**Data provided**

## Begin

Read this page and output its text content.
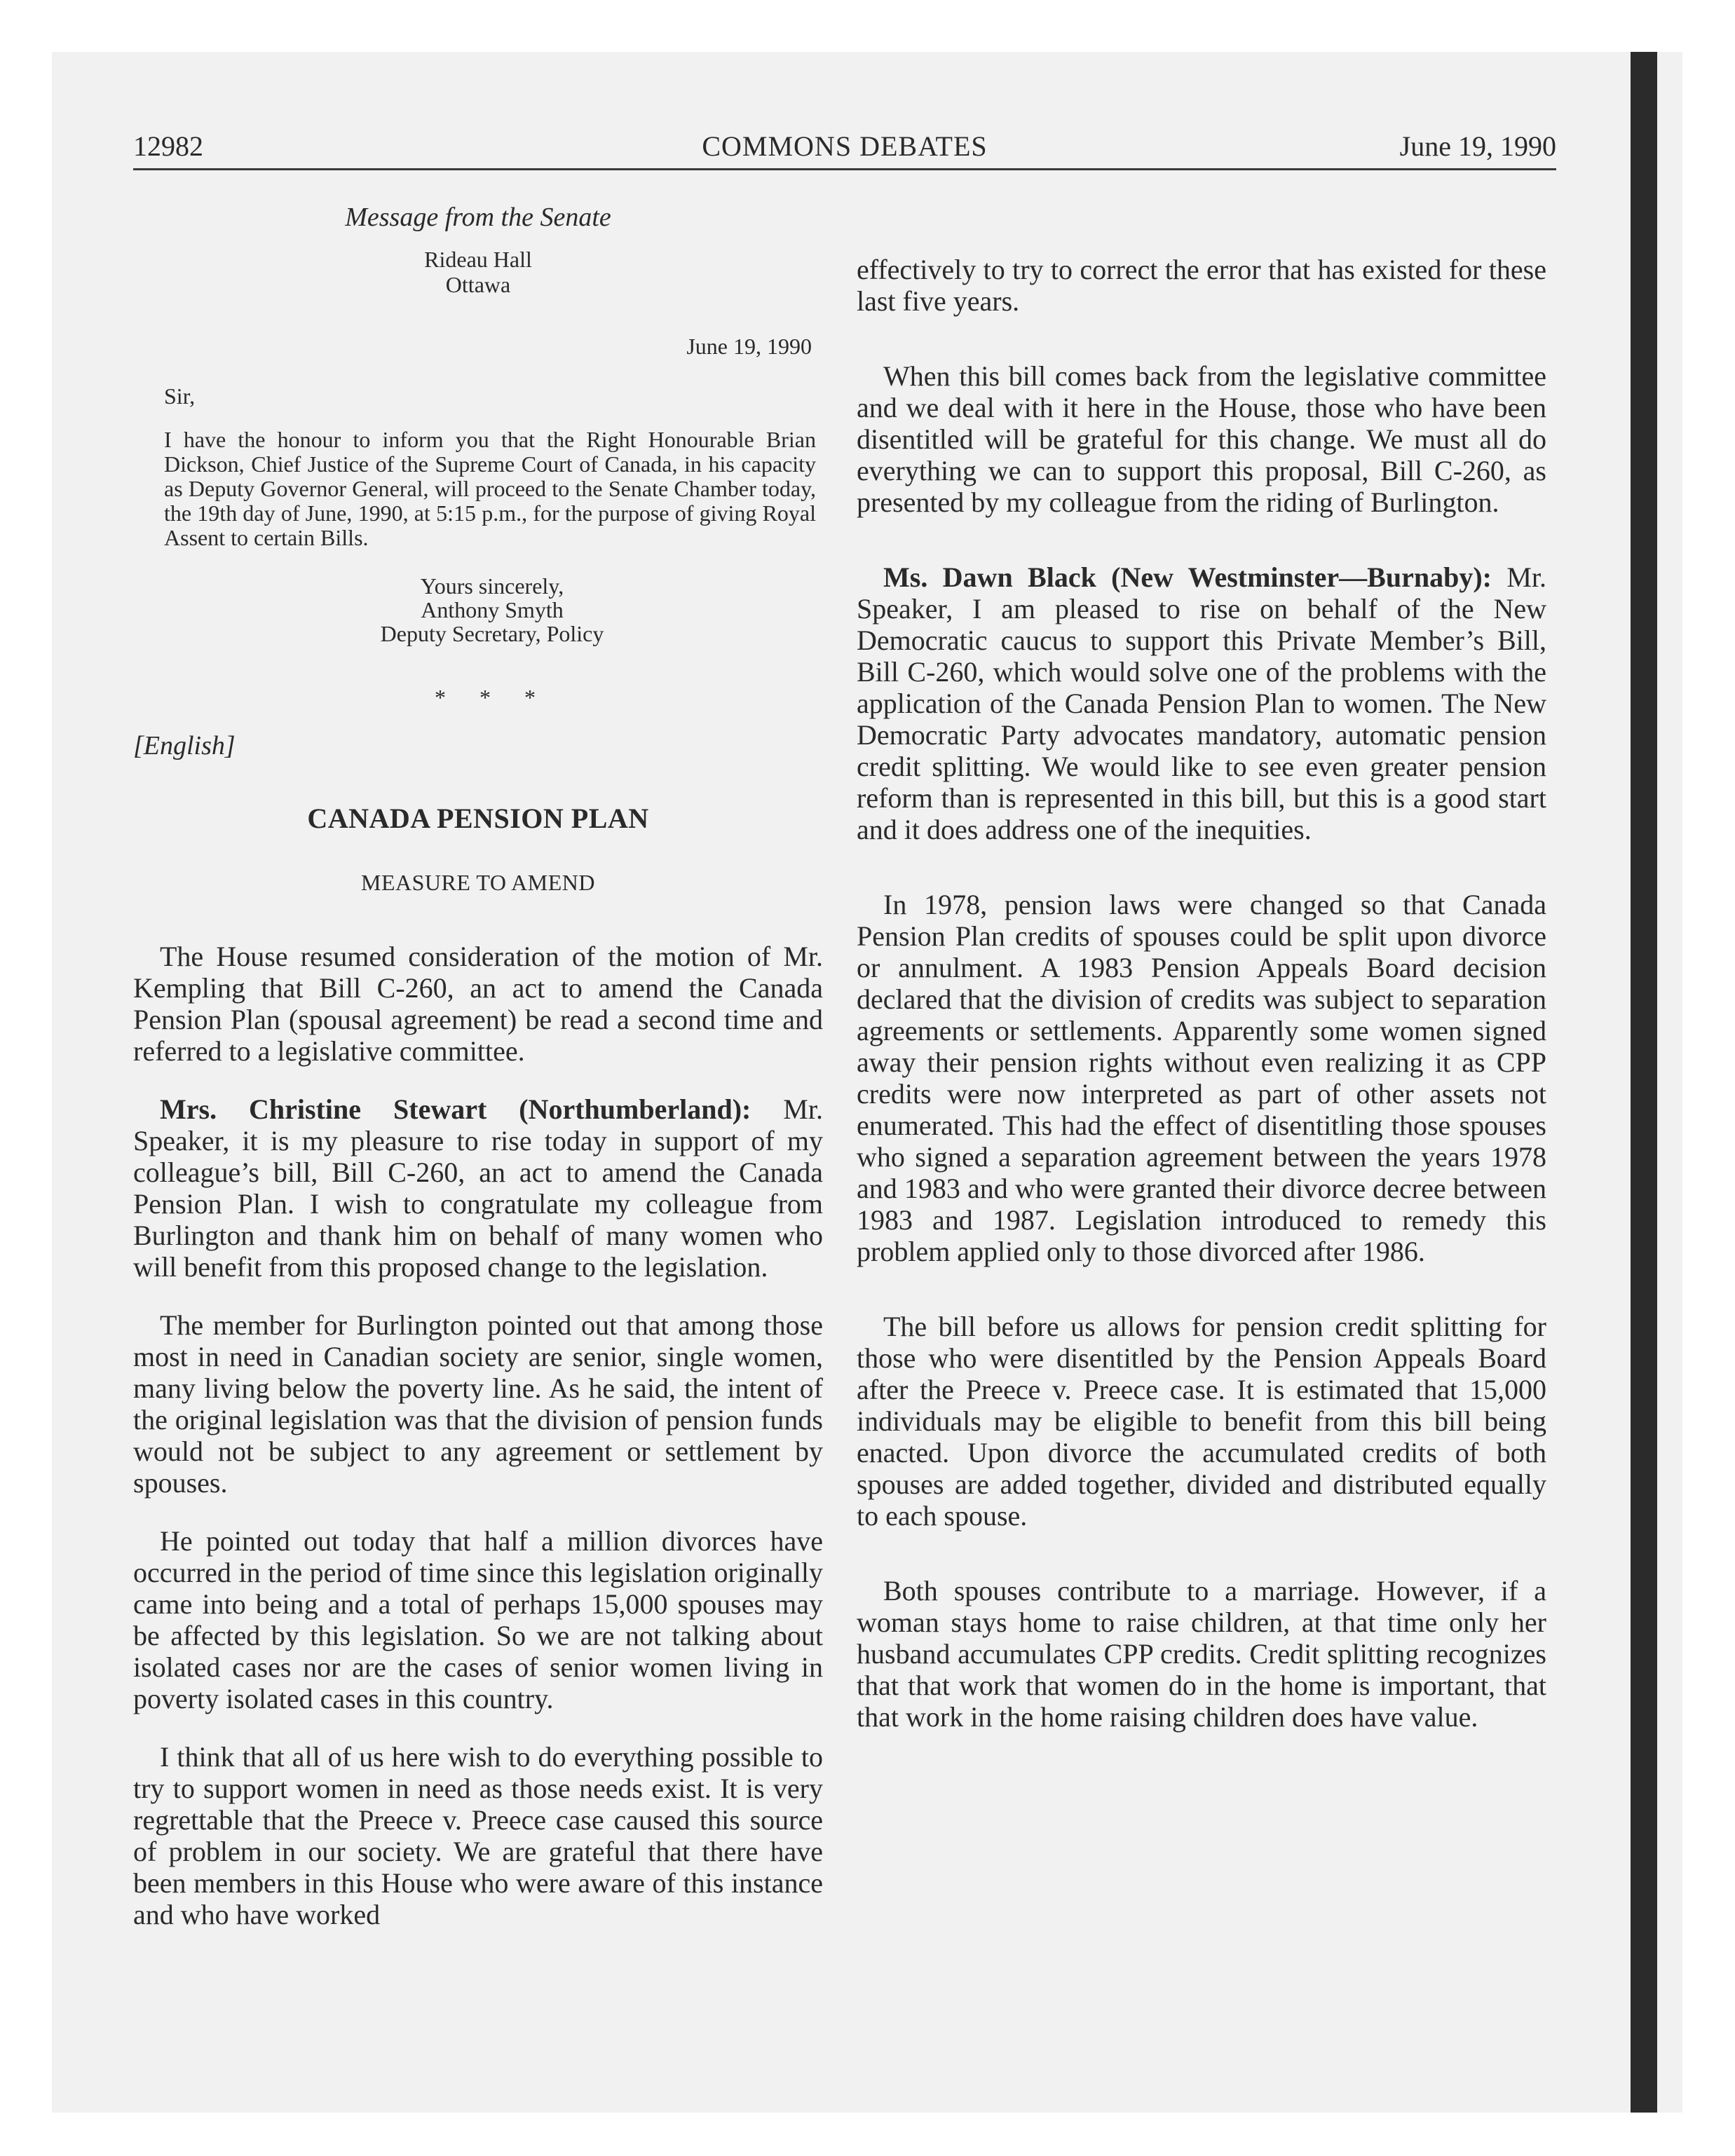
12982	COMMONS DEBATES	June 19, 1990
Message from the Senate
Rideau Hall
Ottawa
June 19, 1990
Sir,
I have the honour to inform you that the Right Honourable Brian Dickson, Chief Justice of the Supreme Court of Canada, in his capacity as Deputy Governor General, will proceed to the Senate Chamber today, the 19th day of June, 1990, at 5:15 p.m., for the purpose of giving Royal Assent to certain Bills.
Yours sincerely,
Anthony Smyth
Deputy Secretary, Policy
* * *
[English]
CANADA PENSION PLAN
MEASURE TO AMEND

The House resumed consideration of the motion of Mr. Kempling that Bill C-260, an act to amend the Canada Pension Plan (spousal agreement) be read a second time and referred to a legislative committee.

Mrs. Christine Stewart (Northumberland): Mr. Speaker, it is my pleasure to rise today in support of my colleague’s bill, Bill C-260, an act to amend the Canada Pension Plan. I wish to congratulate my colleague from Burlington and thank him on behalf of many women who will benefit from this proposed change to the legislation.

The member for Burlington pointed out that among those most in need in Canadian society are senior, single women, many living below the poverty line. As he said, the intent of the original legislation was that the division of pension funds would not be subject to any agreement or settlement by spouses.

He pointed out today that half a million divorces have occurred in the period of time since this legislation originally came into being and a total of perhaps 15,000 spouses may be affected by this legislation. So we are not talking about isolated cases nor are the cases of senior women living in poverty isolated cases in this country.

I think that all of us here wish to do everything possible to try to support women in need as those needs exist. It is very regrettable that the Preece v. Preece case caused this source of problem in our society. We are grateful that there have been members in this House who were aware of this instance and who have worked

effectively to try to correct the error that has existed for these last five years.

When this bill comes back from the legislative committee and we deal with it here in the House, those who have been disentitled will be grateful for this change. We must all do everything we can to support this proposal, Bill C-260, as presented by my colleague from the riding of Burlington.

Ms. Dawn Black (New Westminster—Burnaby): Mr. Speaker, I am pleased to rise on behalf of the New Democratic caucus to support this Private Member’s Bill, Bill C-260, which would solve one of the problems with the application of the Canada Pension Plan to women. The New Democratic Party advocates mandatory, automatic pension credit splitting. We would like to see even greater pension reform than is represented in this bill, but this is a good start and it does address one of the inequities.

In 1978, pension laws were changed so that Canada Pension Plan credits of spouses could be split upon divorce or annulment. A 1983 Pension Appeals Board decision declared that the division of credits was subject to separation agreements or settlements. Apparently some women signed away their pension rights without even realizing it as CPP credits were now interpreted as part of other assets not enumerated. This had the effect of disentitling those spouses who signed a separation agreement between the years 1978 and 1983 and who were granted their divorce decree between 1983 and 1987. Legislation introduced to remedy this problem applied only to those divorced after 1986.

The bill before us allows for pension credit splitting for those who were disentitled by the Pension Appeals Board after the Preece v. Preece case. It is estimated that 15,000 individuals may be eligible to benefit from this bill being enacted. Upon divorce the accumulated credits of both spouses are added together, divided and distributed equally to each spouse.

Both spouses contribute to a marriage. However, if a woman stays home to raise children, at that time only her husband accumulates CPP credits. Credit splitting recognizes that that work that women do in the home is important, that that work in the home raising children does have value.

## End

**What is asked**
Write out the whole listing exactly, and drop the pictures.

**Full solution**
Read this page and output its text content.
12982	COMMONS DEBATES	June 19, 1990
Message from the Senate
Rideau Hall
Ottawa
June 19, 1990
Sir,
I have the honour to inform you that the Right Honourable Brian Dickson, Chief Justice of the Supreme Court of Canada, in his capacity as Deputy Governor General, will proceed to the Senate Chamber today, the 19th day of June, 1990, at 5:15 p.m., for the purpose of giving Royal Assent to certain Bills.
Yours sincerely,
Anthony Smyth
Deputy Secretary, Policy
* * *
[English]
CANADA PENSION PLAN
MEASURE TO AMEND

The House resumed consideration of the motion of Mr. Kempling that Bill C-260, an act to amend the Canada Pension Plan (spousal agreement) be read a second time and referred to a legislative committee.

Mrs. Christine Stewart (Northumberland): Mr. Speaker, it is my pleasure to rise today in support of my colleague’s bill, Bill C-260, an act to amend the Canada Pension Plan. I wish to congratulate my colleague from Burlington and thank him on behalf of many women who will benefit from this proposed change to the legislation.

The member for Burlington pointed out that among those most in need in Canadian society are senior, single women, many living below the poverty line. As he said, the intent of the original legislation was that the division of pension funds would not be subject to any agreement or settlement by spouses.

He pointed out today that half a million divorces have occurred in the period of time since this legislation originally came into being and a total of perhaps 15,000 spouses may be affected by this legislation. So we are not talking about isolated cases nor are the cases of senior women living in poverty isolated cases in this country.

I think that all of us here wish to do everything possible to try to support women in need as those needs exist. It is very regrettable that the Preece v. Preece case caused this source of problem in our society. We are grateful that there have been members in this House who were aware of this instance and who have worked

effectively to try to correct the error that has existed for these last five years.

When this bill comes back from the legislative committee and we deal with it here in the House, those who have been disentitled will be grateful for this change. We must all do everything we can to support this proposal, Bill C-260, as presented by my colleague from the riding of Burlington.

Ms. Dawn Black (New Westminster—Burnaby): Mr. Speaker, I am pleased to rise on behalf of the New Democratic caucus to support this Private Member’s Bill, Bill C-260, which would solve one of the problems with the application of the Canada Pension Plan to women. The New Democratic Party advocates mandatory, automatic pension credit splitting. We would like to see even greater pension reform than is represented in this bill, but this is a good start and it does address one of the inequities.

In 1978, pension laws were changed so that Canada Pension Plan credits of spouses could be split upon divorce or annulment. A 1983 Pension Appeals Board decision declared that the division of credits was subject to separation agreements or settlements. Apparently some women signed away their pension rights without even realizing it as CPP credits were now interpreted as part of other assets not enumerated. This had the effect of disentitling those spouses who signed a separation agreement between the years 1978 and 1983 and who were granted their divorce decree between 1983 and 1987. Legislation introduced to remedy this problem applied only to those divorced after 1986.

The bill before us allows for pension credit splitting for those who were disentitled by the Pension Appeals Board after the Preece v. Preece case. It is estimated that 15,000 individuals may be eligible to benefit from this bill being enacted. Upon divorce the accumulated credits of both spouses are added together, divided and distributed equally to each spouse.

Both spouses contribute to a marriage. However, if a woman stays home to raise children, at that time only her husband accumulates CPP credits. Credit splitting recognizes that that work that women do in the home is important, that that work in the home raising children does have value.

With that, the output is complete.